[Figure record extracts]
((

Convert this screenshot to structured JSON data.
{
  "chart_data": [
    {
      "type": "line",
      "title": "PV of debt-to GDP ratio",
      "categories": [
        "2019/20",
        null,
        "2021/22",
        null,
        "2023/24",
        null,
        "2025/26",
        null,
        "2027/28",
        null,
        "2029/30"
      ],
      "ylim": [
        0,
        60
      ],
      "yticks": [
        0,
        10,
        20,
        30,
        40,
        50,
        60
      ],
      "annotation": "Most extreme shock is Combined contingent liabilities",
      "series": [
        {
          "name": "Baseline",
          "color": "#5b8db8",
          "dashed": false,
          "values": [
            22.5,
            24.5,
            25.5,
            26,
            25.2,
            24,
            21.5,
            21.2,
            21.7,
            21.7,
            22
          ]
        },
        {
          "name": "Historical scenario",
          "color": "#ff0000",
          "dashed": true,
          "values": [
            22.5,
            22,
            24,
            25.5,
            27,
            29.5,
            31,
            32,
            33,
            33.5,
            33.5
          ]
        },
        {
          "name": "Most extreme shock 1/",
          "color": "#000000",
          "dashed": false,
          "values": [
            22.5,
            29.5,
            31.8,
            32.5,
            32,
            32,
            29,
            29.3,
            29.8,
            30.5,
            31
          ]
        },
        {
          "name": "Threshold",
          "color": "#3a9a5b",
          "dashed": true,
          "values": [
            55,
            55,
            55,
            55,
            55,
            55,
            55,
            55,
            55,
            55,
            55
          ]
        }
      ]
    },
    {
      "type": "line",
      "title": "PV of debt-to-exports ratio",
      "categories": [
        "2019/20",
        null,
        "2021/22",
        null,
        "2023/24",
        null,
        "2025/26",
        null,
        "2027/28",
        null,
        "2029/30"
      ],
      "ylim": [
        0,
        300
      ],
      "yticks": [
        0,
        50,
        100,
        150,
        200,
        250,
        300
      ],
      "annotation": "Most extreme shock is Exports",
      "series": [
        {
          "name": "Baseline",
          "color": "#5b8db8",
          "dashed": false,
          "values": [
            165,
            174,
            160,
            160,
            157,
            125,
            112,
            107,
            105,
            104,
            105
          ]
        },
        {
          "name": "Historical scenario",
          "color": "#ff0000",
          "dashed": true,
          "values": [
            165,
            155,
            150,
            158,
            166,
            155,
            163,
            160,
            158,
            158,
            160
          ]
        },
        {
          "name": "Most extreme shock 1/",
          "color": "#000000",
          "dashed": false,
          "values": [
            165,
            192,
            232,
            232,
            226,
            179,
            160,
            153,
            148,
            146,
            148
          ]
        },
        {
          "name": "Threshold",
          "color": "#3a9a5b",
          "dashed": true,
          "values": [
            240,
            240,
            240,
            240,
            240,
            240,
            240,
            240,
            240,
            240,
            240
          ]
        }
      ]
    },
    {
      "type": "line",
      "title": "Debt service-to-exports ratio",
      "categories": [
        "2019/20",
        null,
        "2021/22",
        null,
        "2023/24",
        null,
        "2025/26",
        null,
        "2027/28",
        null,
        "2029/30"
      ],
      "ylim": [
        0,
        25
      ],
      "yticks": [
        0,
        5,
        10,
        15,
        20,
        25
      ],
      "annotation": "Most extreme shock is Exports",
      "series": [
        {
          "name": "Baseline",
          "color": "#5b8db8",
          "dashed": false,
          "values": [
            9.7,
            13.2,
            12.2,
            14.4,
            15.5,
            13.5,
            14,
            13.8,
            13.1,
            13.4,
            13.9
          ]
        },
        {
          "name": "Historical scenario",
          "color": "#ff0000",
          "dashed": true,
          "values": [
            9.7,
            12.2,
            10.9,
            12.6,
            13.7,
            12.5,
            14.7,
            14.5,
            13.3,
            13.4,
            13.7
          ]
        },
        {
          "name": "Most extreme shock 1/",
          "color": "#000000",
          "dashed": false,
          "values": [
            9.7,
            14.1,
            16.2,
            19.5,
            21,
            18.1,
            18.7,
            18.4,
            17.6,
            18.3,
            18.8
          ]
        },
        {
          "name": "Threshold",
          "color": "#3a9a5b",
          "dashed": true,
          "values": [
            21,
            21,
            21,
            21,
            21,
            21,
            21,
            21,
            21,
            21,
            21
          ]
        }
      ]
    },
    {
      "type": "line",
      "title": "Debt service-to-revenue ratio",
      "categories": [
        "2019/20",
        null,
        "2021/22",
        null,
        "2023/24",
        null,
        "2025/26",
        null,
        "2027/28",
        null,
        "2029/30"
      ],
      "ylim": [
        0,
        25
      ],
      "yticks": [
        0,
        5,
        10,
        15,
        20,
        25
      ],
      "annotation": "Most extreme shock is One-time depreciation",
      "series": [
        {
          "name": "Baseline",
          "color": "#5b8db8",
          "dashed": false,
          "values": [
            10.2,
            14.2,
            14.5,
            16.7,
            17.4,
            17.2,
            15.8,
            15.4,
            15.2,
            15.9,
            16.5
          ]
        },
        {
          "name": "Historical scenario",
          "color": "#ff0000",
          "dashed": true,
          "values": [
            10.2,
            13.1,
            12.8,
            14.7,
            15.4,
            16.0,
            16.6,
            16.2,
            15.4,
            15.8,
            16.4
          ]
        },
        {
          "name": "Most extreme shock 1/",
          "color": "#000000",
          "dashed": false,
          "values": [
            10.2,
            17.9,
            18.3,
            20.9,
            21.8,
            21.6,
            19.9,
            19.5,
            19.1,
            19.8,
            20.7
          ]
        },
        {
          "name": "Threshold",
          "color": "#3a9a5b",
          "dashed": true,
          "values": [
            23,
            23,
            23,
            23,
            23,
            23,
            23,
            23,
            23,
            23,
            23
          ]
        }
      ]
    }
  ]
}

))

:: AIM OF THE EXERCISE ::
All of the entries should be written out again exactly.

:: EXERCISE SOLUTION ::
Convert this screenshot to structured JSON data.
{
  "chart_data": [
    {
      "type": "line",
      "title": "PV of debt-to GDP ratio",
      "categories": [
        "2019/20",
        null,
        "2021/22",
        null,
        "2023/24",
        null,
        "2025/26",
        null,
        "2027/28",
        null,
        "2029/30"
      ],
      "ylim": [
        0,
        60
      ],
      "yticks": [
        0,
        10,
        20,
        30,
        40,
        50,
        60
      ],
      "annotation": "Most extreme shock is Combined contingent liabilities",
      "series": [
        {
          "name": "Baseline",
          "color": "#5b8db8",
          "dashed": false,
          "values": [
            22.5,
            24.5,
            25.5,
            26,
            25.2,
            24,
            21.5,
            21.2,
            21.7,
            21.7,
            22
          ]
        },
        {
          "name": "Historical scenario",
          "color": "#ff0000",
          "dashed": true,
          "values": [
            22.5,
            22,
            24,
            25.5,
            27,
            29.5,
            31,
            32,
            33,
            33.5,
            33.5
          ]
        },
        {
          "name": "Most extreme shock 1/",
          "color": "#000000",
          "dashed": false,
          "values": [
            22.5,
            29.5,
            31.8,
            32.5,
            32,
            32,
            29,
            29.3,
            29.8,
            30.5,
            31
          ]
        },
        {
          "name": "Threshold",
          "color": "#3a9a5b",
          "dashed": true,
          "values": [
            55,
            55,
            55,
            55,
            55,
            55,
            55,
            55,
            55,
            55,
            55
          ]
        }
      ]
    },
    {
      "type": "line",
      "title": "PV of debt-to-exports ratio",
      "categories": [
        "2019/20",
        null,
        "2021/22",
        null,
        "2023/24",
        null,
        "2025/26",
        null,
        "2027/28",
        null,
        "2029/30"
      ],
      "ylim": [
        0,
        300
      ],
      "yticks": [
        0,
        50,
        100,
        150,
        200,
        250,
        300
      ],
      "annotation": "Most extreme shock is Exports",
      "series": [
        {
          "name": "Baseline",
          "color": "#5b8db8",
          "dashed": false,
          "values": [
            165,
            174,
            160,
            160,
            157,
            125,
            112,
            107,
            105,
            104,
            105
          ]
        },
        {
          "name": "Historical scenario",
          "color": "#ff0000",
          "dashed": true,
          "values": [
            165,
            155,
            150,
            158,
            166,
            155,
            163,
            160,
            158,
            158,
            160
          ]
        },
        {
          "name": "Most extreme shock 1/",
          "color": "#000000",
          "dashed": false,
          "values": [
            165,
            192,
            232,
            232,
            226,
            179,
            160,
            153,
            148,
            146,
            148
          ]
        },
        {
          "name": "Threshold",
          "color": "#3a9a5b",
          "dashed": true,
          "values": [
            240,
            240,
            240,
            240,
            240,
            240,
            240,
            240,
            240,
            240,
            240
          ]
        }
      ]
    },
    {
      "type": "line",
      "title": "Debt service-to-exports ratio",
      "categories": [
        "2019/20",
        null,
        "2021/22",
        null,
        "2023/24",
        null,
        "2025/26",
        null,
        "2027/28",
        null,
        "2029/30"
      ],
      "ylim": [
        0,
        25
      ],
      "yticks": [
        0,
        5,
        10,
        15,
        20,
        25
      ],
      "annotation": "Most extreme shock is Exports",
      "series": [
        {
          "name": "Baseline",
          "color": "#5b8db8",
          "dashed": false,
          "values": [
            9.7,
            13.2,
            12.2,
            14.4,
            15.5,
            13.5,
            14,
            13.8,
            13.1,
            13.4,
            13.9
          ]
        },
        {
          "name": "Historical scenario",
          "color": "#ff0000",
          "dashed": true,
          "values": [
            9.7,
            12.2,
            10.9,
            12.6,
            13.7,
            12.5,
            14.7,
            14.5,
            13.3,
            13.4,
            13.7
          ]
        },
        {
          "name": "Most extreme shock 1/",
          "color": "#000000",
          "dashed": false,
          "values": [
            9.7,
            14.1,
            16.2,
            19.5,
            21,
            18.1,
            18.7,
            18.4,
            17.6,
            18.3,
            18.8
          ]
        },
        {
          "name": "Threshold",
          "color": "#3a9a5b",
          "dashed": true,
          "values": [
            21,
            21,
            21,
            21,
            21,
            21,
            21,
            21,
            21,
            21,
            21
          ]
        }
      ]
    },
    {
      "type": "line",
      "title": "Debt service-to-revenue ratio",
      "categories": [
        "2019/20",
        null,
        "2021/22",
        null,
        "2023/24",
        null,
        "2025/26",
        null,
        "2027/28",
        null,
        "2029/30"
      ],
      "ylim": [
        0,
        25
      ],
      "yticks": [
        0,
        5,
        10,
        15,
        20,
        25
      ],
      "annotation": "Most extreme shock is One-time depreciation",
      "series": [
        {
          "name": "Baseline",
          "color": "#5b8db8",
          "dashed": false,
          "values": [
            10.2,
            14.2,
            14.5,
            16.7,
            17.4,
            17.2,
            15.8,
            15.4,
            15.2,
            15.9,
            16.5
          ]
        },
        {
          "name": "Historical scenario",
          "color": "#ff0000",
          "dashed": true,
          "values": [
            10.2,
            13.1,
            12.8,
            14.7,
            15.4,
            16.0,
            16.6,
            16.2,
            15.4,
            15.8,
            16.4
          ]
        },
        {
          "name": "Most extreme shock 1/",
          "color": "#000000",
          "dashed": false,
          "values": [
            10.2,
            17.9,
            18.3,
            20.9,
            21.8,
            21.6,
            19.9,
            19.5,
            19.1,
            19.8,
            20.7
          ]
        },
        {
          "name": "Threshold",
          "color": "#3a9a5b",
          "dashed": true,
          "values": [
            23,
            23,
            23,
            23,
            23,
            23,
            23,
            23,
            23,
            23,
            23
          ]
        }
      ]
    }
  ]
}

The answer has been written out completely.